__What you have to do__.
Write every line out verbatim and omit the pictures.

__Data__.
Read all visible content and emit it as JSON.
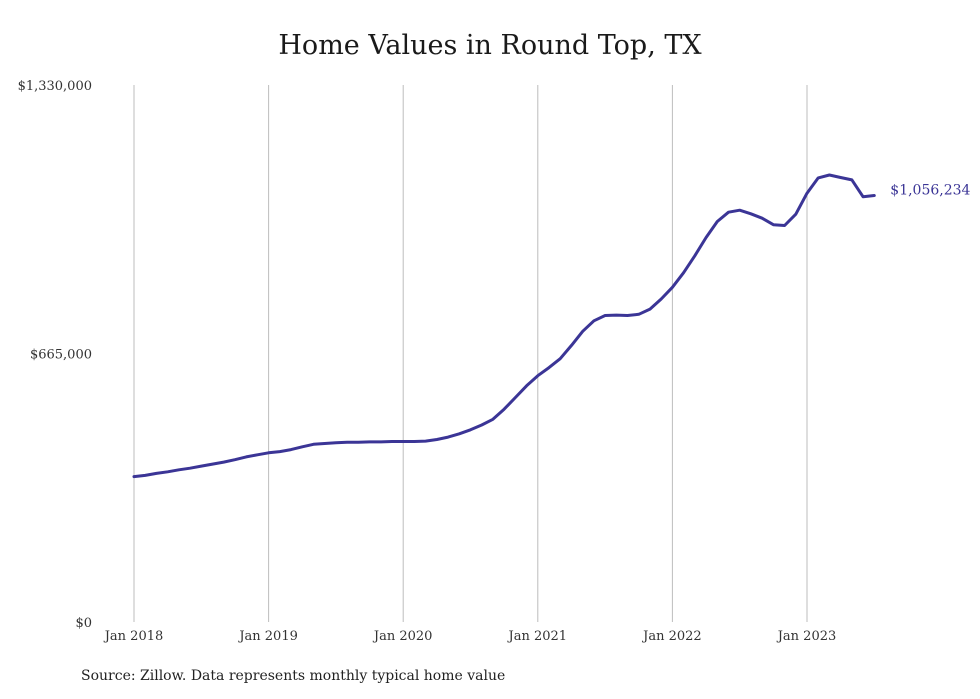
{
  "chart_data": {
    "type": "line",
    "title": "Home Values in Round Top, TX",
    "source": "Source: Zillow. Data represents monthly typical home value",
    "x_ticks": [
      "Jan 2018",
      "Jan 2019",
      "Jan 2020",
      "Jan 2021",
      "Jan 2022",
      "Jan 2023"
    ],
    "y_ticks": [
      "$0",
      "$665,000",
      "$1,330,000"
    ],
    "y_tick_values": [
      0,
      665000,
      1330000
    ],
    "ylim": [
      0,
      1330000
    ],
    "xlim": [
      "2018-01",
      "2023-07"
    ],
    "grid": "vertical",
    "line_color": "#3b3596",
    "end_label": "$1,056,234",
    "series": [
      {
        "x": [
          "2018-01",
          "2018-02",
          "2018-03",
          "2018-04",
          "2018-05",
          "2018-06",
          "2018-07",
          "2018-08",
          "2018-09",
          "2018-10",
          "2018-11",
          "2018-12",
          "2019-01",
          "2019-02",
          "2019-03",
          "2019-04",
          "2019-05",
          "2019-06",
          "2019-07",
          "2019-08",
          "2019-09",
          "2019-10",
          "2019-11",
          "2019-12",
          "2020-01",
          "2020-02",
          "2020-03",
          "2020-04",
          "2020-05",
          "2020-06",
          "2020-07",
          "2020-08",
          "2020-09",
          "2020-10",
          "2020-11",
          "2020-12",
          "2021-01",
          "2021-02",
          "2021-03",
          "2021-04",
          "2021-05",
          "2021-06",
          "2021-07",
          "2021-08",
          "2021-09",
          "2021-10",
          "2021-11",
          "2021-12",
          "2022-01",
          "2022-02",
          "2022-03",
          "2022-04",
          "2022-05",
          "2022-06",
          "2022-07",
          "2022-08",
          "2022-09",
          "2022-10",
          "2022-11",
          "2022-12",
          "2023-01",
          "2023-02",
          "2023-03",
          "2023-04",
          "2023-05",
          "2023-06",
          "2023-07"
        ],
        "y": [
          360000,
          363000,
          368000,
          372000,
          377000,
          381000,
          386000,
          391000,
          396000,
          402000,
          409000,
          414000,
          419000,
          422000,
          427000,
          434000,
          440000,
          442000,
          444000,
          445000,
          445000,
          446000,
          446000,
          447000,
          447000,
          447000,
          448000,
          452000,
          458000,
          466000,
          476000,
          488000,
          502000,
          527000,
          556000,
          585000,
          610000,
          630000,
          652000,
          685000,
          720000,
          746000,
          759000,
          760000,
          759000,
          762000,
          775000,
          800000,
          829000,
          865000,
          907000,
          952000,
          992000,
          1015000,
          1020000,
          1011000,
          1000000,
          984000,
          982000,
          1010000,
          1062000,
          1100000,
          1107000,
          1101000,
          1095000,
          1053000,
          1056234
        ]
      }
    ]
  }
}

__Reply to the task__.
Read all visible content and emit it as JSON.
{
  "chart_data": {
    "type": "line",
    "title": "Home Values in Round Top, TX",
    "source": "Source: Zillow. Data represents monthly typical home value",
    "x_ticks": [
      "Jan 2018",
      "Jan 2019",
      "Jan 2020",
      "Jan 2021",
      "Jan 2022",
      "Jan 2023"
    ],
    "y_ticks": [
      "$0",
      "$665,000",
      "$1,330,000"
    ],
    "y_tick_values": [
      0,
      665000,
      1330000
    ],
    "ylim": [
      0,
      1330000
    ],
    "xlim": [
      "2018-01",
      "2023-07"
    ],
    "grid": "vertical",
    "line_color": "#3b3596",
    "end_label": "$1,056,234",
    "series": [
      {
        "x": [
          "2018-01",
          "2018-02",
          "2018-03",
          "2018-04",
          "2018-05",
          "2018-06",
          "2018-07",
          "2018-08",
          "2018-09",
          "2018-10",
          "2018-11",
          "2018-12",
          "2019-01",
          "2019-02",
          "2019-03",
          "2019-04",
          "2019-05",
          "2019-06",
          "2019-07",
          "2019-08",
          "2019-09",
          "2019-10",
          "2019-11",
          "2019-12",
          "2020-01",
          "2020-02",
          "2020-03",
          "2020-04",
          "2020-05",
          "2020-06",
          "2020-07",
          "2020-08",
          "2020-09",
          "2020-10",
          "2020-11",
          "2020-12",
          "2021-01",
          "2021-02",
          "2021-03",
          "2021-04",
          "2021-05",
          "2021-06",
          "2021-07",
          "2021-08",
          "2021-09",
          "2021-10",
          "2021-11",
          "2021-12",
          "2022-01",
          "2022-02",
          "2022-03",
          "2022-04",
          "2022-05",
          "2022-06",
          "2022-07",
          "2022-08",
          "2022-09",
          "2022-10",
          "2022-11",
          "2022-12",
          "2023-01",
          "2023-02",
          "2023-03",
          "2023-04",
          "2023-05",
          "2023-06",
          "2023-07"
        ],
        "y": [
          360000,
          363000,
          368000,
          372000,
          377000,
          381000,
          386000,
          391000,
          396000,
          402000,
          409000,
          414000,
          419000,
          422000,
          427000,
          434000,
          440000,
          442000,
          444000,
          445000,
          445000,
          446000,
          446000,
          447000,
          447000,
          447000,
          448000,
          452000,
          458000,
          466000,
          476000,
          488000,
          502000,
          527000,
          556000,
          585000,
          610000,
          630000,
          652000,
          685000,
          720000,
          746000,
          759000,
          760000,
          759000,
          762000,
          775000,
          800000,
          829000,
          865000,
          907000,
          952000,
          992000,
          1015000,
          1020000,
          1011000,
          1000000,
          984000,
          982000,
          1010000,
          1062000,
          1100000,
          1107000,
          1101000,
          1095000,
          1053000,
          1056234
        ]
      }
    ]
  }
}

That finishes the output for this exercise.